[Input rows start]
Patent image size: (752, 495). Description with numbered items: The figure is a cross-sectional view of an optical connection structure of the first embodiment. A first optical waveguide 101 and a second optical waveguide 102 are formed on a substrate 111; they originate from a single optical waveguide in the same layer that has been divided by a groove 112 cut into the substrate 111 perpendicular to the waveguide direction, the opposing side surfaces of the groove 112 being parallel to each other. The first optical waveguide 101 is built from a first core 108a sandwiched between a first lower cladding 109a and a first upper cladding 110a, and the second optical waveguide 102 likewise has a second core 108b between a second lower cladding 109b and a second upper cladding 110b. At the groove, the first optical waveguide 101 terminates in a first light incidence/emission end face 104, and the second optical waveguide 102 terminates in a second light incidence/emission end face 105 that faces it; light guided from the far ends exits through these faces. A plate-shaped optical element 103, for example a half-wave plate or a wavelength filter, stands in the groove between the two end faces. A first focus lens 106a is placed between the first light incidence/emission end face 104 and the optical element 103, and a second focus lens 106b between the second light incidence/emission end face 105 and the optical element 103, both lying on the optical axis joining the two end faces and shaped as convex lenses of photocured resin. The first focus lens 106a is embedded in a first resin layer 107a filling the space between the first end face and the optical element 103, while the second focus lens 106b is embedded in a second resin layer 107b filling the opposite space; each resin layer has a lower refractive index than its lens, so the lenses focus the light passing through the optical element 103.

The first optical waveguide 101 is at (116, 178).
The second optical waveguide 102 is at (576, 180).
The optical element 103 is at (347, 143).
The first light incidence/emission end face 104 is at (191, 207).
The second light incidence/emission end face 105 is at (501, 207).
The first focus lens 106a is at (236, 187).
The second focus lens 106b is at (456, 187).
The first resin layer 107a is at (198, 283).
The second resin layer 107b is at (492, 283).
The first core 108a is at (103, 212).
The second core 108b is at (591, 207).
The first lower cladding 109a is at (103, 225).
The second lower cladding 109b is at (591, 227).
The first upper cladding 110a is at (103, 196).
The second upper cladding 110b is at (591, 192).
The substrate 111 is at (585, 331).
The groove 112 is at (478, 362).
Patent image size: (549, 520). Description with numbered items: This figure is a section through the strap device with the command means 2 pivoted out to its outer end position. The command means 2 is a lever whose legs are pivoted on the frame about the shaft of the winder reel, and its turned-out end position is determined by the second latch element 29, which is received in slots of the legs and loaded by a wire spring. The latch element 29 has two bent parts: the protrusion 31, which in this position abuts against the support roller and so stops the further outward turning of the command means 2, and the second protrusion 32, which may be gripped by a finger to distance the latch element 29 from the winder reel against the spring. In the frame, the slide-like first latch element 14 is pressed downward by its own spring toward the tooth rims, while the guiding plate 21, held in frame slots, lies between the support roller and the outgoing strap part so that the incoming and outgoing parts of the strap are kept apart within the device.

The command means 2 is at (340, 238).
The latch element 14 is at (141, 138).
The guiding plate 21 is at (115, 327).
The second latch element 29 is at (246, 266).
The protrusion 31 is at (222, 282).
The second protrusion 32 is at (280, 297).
[Input rows end]
• Exercise details:
Copy the items word for word, starting at the line with "Patent image size: (549, 520)." and going through the end of the items.

• Task answer:
Patent image size: (549, 520). Description with numbered items: This figure is a section through the strap device with the command means 2 pivoted out to its outer end position. The command means 2 is a lever whose legs are pivoted on the frame about the shaft of the winder reel, and its turned-out end position is determined by the second latch element 29, which is received in slots of the legs and loaded by a wire spring. The latch element 29 has two bent parts: the protrusion 31, which in this position abuts against the support roller and so stops the further outward turning of the command means 2, and the second protrusion 32, which may be gripped by a finger to distance the latch element 29 from the winder reel against the spring. In the frame, the slide-like first latch element 14 is pressed downward by its own spring toward the tooth rims, while the guiding plate 21, held in frame slots, lies between the support roller and the outgoing strap part so that the incoming and outgoing parts of the strap are kept apart within the device.

The command means 2 is at (340, 238).
The latch element 14 is at (141, 138).
The guiding plate 21 is at (115, 327).
The second latch element 29 is at (246, 266).
The protrusion 31 is at (222, 282).
The second protrusion 32 is at (280, 297).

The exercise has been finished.